━━━ SUPPLIED DATA
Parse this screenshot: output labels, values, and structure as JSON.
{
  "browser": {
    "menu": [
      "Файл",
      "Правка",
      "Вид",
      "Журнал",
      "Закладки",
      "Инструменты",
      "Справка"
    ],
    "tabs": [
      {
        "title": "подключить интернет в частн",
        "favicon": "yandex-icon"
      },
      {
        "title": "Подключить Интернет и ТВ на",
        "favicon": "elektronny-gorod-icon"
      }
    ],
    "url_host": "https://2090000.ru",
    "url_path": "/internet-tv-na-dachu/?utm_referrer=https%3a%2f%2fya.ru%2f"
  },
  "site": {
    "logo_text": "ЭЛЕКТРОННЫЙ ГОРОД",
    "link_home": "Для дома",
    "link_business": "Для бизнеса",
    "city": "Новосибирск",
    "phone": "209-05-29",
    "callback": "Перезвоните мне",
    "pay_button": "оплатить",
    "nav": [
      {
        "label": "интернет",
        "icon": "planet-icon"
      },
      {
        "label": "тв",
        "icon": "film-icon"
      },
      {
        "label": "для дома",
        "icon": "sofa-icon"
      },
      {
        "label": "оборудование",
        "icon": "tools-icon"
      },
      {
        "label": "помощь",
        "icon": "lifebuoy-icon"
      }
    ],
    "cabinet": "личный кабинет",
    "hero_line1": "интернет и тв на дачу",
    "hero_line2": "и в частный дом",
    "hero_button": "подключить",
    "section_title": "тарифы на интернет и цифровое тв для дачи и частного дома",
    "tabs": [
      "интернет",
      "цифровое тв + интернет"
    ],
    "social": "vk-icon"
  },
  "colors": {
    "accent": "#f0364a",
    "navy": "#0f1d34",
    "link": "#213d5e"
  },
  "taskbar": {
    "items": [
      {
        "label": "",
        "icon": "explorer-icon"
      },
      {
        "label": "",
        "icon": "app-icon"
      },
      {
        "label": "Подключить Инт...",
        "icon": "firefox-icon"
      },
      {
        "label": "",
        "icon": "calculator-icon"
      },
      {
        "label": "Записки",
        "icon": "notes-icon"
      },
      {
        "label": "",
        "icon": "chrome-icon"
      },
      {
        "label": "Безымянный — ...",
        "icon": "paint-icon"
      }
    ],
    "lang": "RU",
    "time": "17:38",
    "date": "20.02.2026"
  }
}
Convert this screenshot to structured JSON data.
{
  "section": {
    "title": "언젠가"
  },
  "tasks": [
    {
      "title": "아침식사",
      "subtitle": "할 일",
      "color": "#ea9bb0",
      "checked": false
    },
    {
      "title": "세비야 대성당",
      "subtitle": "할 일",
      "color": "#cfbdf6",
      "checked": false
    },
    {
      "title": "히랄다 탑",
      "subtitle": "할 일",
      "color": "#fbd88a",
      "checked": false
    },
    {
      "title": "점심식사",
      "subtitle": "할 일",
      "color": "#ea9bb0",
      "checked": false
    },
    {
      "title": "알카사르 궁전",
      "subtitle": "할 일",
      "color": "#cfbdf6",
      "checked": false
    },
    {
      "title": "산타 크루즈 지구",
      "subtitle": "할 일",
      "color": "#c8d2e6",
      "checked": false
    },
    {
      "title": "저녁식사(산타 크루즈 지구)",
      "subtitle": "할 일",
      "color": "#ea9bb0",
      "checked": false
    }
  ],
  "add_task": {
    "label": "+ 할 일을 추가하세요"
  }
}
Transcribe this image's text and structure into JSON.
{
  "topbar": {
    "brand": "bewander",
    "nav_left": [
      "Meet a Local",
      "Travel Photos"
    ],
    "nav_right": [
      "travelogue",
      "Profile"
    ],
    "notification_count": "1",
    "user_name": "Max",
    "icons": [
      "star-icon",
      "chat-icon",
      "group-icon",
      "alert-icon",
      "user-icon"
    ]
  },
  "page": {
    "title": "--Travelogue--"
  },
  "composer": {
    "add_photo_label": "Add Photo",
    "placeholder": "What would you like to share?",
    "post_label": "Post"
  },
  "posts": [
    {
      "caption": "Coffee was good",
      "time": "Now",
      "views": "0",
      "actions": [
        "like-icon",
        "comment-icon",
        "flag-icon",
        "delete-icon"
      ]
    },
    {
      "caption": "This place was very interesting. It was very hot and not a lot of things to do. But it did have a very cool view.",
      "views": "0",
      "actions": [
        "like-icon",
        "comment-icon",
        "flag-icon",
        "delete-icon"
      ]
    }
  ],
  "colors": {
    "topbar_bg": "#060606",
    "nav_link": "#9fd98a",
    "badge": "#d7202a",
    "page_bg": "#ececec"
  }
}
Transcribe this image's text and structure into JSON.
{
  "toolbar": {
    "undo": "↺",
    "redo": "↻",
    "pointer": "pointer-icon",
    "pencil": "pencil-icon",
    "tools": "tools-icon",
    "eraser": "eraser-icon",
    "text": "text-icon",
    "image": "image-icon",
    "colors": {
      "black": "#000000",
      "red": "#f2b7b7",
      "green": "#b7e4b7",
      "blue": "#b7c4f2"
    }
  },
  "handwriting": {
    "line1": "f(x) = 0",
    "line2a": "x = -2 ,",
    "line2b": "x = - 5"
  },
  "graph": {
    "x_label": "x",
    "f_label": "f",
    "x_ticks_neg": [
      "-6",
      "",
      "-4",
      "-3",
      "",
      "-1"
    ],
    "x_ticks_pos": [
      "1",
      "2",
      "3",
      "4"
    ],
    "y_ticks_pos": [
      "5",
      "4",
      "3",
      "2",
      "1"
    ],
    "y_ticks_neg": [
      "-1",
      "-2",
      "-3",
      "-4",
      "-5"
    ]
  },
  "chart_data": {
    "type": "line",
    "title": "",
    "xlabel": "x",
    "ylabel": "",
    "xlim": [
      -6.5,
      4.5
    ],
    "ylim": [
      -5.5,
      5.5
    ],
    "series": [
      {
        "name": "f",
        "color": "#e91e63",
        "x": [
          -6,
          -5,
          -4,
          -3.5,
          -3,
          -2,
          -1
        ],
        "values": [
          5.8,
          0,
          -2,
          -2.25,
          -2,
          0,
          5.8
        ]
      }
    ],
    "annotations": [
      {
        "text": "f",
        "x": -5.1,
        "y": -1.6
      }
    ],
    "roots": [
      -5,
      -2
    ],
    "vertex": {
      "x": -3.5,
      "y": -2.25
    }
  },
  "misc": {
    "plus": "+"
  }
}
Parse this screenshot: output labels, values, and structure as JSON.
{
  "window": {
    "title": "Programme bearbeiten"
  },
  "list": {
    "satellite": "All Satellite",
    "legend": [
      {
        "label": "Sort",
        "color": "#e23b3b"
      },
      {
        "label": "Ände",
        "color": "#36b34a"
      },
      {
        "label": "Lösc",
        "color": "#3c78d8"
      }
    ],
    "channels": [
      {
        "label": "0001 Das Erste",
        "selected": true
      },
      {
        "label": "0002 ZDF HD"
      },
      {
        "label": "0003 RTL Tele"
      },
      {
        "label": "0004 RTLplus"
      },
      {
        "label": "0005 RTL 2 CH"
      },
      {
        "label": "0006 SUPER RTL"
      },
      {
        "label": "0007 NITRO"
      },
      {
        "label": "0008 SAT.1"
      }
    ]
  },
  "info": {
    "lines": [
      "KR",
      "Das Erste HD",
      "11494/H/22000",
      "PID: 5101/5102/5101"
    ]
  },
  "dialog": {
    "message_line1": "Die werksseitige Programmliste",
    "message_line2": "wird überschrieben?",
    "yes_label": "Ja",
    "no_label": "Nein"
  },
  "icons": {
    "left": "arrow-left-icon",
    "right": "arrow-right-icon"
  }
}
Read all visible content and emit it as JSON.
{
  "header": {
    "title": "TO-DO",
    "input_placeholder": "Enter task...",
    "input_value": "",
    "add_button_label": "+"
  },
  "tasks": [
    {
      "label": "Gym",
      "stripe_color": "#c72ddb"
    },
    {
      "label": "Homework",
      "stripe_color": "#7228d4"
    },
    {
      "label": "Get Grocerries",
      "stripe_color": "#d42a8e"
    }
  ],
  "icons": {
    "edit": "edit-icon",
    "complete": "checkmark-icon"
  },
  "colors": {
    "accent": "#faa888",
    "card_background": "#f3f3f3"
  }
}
━━━━━━
**TASK PROMPT**: Copy each line of the entries that includes the word "favicon".

**SOLUTION FOR THIS PROBLEM**:
        "favicon": "yandex-icon"
        "favicon": "elektronny-gorod-icon"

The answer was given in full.